Return every record below exactly as written, but leave out the pictures.

=== Section Start ===

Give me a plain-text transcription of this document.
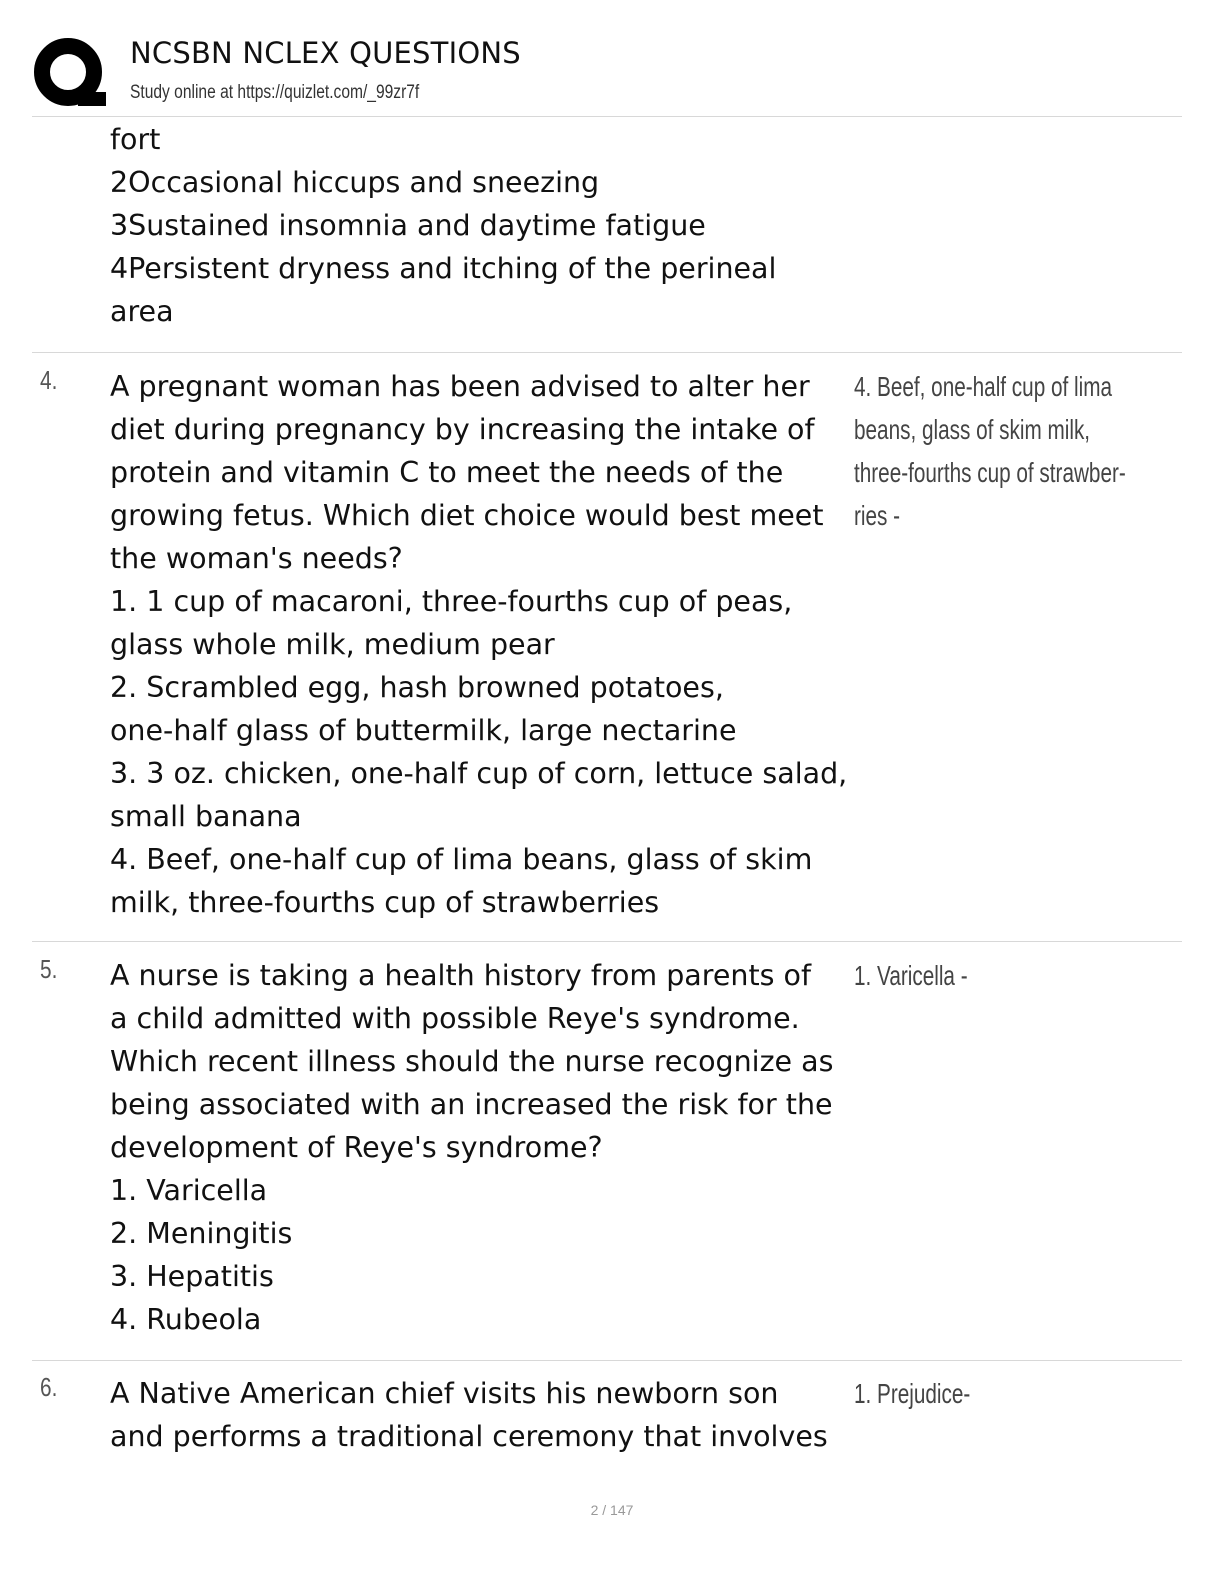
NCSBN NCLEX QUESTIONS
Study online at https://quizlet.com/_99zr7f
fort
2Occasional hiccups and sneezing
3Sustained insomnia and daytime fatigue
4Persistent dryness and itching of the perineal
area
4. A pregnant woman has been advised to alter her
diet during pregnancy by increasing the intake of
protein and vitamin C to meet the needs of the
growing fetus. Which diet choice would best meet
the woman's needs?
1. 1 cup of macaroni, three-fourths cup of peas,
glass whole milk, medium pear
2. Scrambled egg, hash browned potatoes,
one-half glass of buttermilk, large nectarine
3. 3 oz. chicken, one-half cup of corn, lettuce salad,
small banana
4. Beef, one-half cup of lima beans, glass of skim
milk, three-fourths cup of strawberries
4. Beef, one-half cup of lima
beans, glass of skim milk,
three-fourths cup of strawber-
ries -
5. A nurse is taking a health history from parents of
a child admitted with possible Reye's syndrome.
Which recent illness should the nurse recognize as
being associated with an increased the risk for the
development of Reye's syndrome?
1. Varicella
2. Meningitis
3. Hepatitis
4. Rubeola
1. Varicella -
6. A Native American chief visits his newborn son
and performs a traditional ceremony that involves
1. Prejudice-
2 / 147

=== Section End ===

▶ RESPONSE TO THE TASK:
Give me a plain-text transcription of this document.
NCSBN NCLEX QUESTIONS
Study online at https://quizlet.com/_99zr7f
fort
2Occasional hiccups and sneezing
3Sustained insomnia and daytime fatigue
4Persistent dryness and itching of the perineal
area
4. A pregnant woman has been advised to alter her
diet during pregnancy by increasing the intake of
protein and vitamin C to meet the needs of the
growing fetus. Which diet choice would best meet
the woman's needs?
1. 1 cup of macaroni, three-fourths cup of peas,
glass whole milk, medium pear
2. Scrambled egg, hash browned potatoes,
one-half glass of buttermilk, large nectarine
3. 3 oz. chicken, one-half cup of corn, lettuce salad,
small banana
4. Beef, one-half cup of lima beans, glass of skim
milk, three-fourths cup of strawberries
4. Beef, one-half cup of lima
beans, glass of skim milk,
three-fourths cup of strawber-
ries -
5. A nurse is taking a health history from parents of
a child admitted with possible Reye's syndrome.
Which recent illness should the nurse recognize as
being associated with an increased the risk for the
development of Reye's syndrome?
1. Varicella
2. Meningitis
3. Hepatitis
4. Rubeola
1. Varicella -
6. A Native American chief visits his newborn son
and performs a traditional ceremony that involves
1. Prejudice-
2 / 147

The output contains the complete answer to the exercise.